## [Data rows]
..........

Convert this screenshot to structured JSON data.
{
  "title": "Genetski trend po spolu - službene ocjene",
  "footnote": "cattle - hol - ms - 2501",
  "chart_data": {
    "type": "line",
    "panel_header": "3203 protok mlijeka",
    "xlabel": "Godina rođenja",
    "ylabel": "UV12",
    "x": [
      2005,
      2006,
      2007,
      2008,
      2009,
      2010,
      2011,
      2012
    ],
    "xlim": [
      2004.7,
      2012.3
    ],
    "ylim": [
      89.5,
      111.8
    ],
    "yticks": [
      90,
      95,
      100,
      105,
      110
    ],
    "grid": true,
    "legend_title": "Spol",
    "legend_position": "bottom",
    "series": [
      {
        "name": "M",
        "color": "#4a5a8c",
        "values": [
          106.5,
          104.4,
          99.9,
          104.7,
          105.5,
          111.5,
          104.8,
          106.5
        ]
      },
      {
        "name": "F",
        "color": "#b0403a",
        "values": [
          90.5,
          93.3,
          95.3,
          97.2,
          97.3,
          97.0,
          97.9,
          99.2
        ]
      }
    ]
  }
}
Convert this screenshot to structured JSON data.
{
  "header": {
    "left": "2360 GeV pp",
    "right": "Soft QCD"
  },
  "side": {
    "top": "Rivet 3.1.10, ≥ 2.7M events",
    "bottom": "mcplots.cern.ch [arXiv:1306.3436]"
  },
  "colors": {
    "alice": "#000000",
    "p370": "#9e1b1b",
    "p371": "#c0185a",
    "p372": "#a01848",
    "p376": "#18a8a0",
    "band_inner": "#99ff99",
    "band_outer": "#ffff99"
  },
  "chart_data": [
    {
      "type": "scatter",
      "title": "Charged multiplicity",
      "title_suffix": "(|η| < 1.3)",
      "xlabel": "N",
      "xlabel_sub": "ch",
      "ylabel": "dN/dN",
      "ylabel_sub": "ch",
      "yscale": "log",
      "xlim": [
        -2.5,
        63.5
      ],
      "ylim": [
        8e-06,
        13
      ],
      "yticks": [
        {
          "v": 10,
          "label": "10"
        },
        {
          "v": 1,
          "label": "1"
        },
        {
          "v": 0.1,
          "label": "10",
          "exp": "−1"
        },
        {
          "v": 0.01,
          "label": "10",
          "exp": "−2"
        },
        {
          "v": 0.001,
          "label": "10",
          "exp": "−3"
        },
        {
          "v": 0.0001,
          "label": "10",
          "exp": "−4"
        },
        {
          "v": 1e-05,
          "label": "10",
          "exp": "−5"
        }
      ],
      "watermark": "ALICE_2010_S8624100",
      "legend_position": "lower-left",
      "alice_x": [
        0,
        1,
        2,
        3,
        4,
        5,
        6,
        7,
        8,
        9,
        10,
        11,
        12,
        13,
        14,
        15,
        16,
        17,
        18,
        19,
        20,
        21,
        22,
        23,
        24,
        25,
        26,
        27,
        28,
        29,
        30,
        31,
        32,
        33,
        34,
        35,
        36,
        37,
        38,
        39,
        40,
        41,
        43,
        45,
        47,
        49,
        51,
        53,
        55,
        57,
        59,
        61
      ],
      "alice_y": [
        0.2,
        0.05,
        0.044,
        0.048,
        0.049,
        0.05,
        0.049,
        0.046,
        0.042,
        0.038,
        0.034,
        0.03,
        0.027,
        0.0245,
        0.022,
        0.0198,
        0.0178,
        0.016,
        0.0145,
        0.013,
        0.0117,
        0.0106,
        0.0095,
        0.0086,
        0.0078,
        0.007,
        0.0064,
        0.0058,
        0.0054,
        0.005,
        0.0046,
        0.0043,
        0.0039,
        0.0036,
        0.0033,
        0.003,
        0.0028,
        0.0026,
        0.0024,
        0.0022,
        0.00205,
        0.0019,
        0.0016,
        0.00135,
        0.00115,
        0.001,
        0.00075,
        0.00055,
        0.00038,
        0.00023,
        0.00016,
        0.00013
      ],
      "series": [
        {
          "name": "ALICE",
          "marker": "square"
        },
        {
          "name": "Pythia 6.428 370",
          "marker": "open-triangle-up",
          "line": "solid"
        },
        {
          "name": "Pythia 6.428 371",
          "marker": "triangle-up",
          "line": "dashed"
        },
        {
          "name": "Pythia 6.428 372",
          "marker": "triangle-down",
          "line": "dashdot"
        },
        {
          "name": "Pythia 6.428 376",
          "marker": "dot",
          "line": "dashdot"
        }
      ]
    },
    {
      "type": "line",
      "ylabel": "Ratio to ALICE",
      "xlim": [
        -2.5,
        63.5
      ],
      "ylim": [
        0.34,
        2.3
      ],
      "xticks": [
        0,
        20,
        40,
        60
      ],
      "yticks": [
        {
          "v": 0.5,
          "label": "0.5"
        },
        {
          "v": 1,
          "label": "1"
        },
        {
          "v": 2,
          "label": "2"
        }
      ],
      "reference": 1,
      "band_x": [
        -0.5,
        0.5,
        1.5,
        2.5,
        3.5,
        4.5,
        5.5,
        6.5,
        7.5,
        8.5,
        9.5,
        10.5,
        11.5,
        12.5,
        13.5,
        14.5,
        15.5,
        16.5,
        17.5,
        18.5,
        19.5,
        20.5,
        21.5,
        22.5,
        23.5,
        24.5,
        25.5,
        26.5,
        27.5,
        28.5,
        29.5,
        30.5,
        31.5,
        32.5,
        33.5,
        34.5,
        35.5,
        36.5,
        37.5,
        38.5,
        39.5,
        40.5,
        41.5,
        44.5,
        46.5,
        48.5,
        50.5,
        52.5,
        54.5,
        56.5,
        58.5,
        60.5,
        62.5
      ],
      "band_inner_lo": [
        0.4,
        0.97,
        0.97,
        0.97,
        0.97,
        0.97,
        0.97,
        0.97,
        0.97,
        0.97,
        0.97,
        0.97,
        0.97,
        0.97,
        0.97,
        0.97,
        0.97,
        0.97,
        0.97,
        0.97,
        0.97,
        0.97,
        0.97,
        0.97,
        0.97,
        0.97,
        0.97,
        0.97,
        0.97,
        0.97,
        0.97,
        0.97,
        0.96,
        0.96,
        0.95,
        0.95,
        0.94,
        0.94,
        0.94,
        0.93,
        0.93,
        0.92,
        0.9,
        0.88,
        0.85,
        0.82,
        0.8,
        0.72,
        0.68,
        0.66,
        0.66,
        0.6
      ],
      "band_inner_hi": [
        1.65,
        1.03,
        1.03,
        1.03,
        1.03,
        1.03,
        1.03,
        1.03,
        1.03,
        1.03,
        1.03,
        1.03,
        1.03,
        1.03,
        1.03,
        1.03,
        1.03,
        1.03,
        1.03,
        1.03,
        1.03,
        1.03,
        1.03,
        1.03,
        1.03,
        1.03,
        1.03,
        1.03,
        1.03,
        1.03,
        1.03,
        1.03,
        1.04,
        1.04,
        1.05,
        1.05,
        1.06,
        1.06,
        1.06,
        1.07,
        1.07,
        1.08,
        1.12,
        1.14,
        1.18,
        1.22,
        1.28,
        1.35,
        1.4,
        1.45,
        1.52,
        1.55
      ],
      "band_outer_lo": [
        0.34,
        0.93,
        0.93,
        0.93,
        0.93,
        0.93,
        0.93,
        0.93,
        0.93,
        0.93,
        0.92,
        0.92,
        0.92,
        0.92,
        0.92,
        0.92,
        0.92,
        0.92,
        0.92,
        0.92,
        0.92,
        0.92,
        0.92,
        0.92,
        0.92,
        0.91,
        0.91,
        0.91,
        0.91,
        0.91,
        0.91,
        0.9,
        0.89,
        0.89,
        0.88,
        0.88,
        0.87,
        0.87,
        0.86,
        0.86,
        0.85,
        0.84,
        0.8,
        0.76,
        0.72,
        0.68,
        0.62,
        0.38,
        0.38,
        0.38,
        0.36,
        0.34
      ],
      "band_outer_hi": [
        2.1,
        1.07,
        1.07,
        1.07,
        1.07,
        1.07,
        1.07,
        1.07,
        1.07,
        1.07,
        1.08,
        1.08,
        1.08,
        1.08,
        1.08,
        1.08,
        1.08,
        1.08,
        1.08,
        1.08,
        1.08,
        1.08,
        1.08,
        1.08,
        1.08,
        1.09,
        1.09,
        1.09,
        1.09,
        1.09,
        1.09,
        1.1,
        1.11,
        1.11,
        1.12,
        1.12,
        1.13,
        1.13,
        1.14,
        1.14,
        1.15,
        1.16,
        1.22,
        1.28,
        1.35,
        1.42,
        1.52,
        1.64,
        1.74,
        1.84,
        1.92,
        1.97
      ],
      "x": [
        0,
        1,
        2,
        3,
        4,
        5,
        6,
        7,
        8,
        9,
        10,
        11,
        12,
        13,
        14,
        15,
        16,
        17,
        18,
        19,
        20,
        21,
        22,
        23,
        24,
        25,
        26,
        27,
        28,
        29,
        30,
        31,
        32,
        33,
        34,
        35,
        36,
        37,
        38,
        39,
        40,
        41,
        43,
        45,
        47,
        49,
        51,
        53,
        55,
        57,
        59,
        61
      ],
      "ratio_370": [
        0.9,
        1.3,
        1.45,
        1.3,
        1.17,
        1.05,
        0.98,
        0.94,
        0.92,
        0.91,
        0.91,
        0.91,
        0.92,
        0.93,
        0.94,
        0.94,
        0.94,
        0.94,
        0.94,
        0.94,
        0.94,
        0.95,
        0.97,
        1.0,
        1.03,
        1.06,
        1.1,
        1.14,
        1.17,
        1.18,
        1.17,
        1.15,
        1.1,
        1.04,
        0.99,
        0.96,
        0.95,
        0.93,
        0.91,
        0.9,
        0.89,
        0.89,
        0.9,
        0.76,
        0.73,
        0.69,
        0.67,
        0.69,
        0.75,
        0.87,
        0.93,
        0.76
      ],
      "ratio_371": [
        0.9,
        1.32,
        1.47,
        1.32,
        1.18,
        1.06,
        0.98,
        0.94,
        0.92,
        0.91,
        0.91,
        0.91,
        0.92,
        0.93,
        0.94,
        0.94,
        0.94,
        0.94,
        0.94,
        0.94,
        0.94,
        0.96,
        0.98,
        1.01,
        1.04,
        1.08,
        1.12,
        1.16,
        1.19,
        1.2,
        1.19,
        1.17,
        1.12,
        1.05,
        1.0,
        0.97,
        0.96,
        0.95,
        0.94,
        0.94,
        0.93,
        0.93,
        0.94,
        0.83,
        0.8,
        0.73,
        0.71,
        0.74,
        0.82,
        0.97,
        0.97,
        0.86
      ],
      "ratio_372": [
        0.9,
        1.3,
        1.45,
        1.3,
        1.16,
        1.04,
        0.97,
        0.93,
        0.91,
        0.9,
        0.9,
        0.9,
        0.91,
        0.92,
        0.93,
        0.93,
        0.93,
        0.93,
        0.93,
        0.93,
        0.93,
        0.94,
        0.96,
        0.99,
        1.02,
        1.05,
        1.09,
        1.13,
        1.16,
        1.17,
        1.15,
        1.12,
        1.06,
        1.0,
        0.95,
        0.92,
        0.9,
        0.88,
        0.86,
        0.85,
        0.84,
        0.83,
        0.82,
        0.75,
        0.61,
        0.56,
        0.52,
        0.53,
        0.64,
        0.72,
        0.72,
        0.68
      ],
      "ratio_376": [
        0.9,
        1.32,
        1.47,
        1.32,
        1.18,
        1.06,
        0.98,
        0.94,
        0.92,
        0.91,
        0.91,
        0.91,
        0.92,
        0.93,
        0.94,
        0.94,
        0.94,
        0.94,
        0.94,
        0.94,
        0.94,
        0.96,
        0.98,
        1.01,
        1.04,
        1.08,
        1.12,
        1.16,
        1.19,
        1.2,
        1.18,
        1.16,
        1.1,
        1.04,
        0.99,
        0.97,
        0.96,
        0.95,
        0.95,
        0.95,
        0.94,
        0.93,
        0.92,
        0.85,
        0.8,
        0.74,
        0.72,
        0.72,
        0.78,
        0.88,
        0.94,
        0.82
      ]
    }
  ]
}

..........

## [Task brief]
Copy each line from the data above that includes "Pythia".

## [Completed exercise]
          "name": "Pythia 6.428 370",
          "name": "Pythia 6.428 371",
          "name": "Pythia 6.428 372",
          "name": "Pythia 6.428 376",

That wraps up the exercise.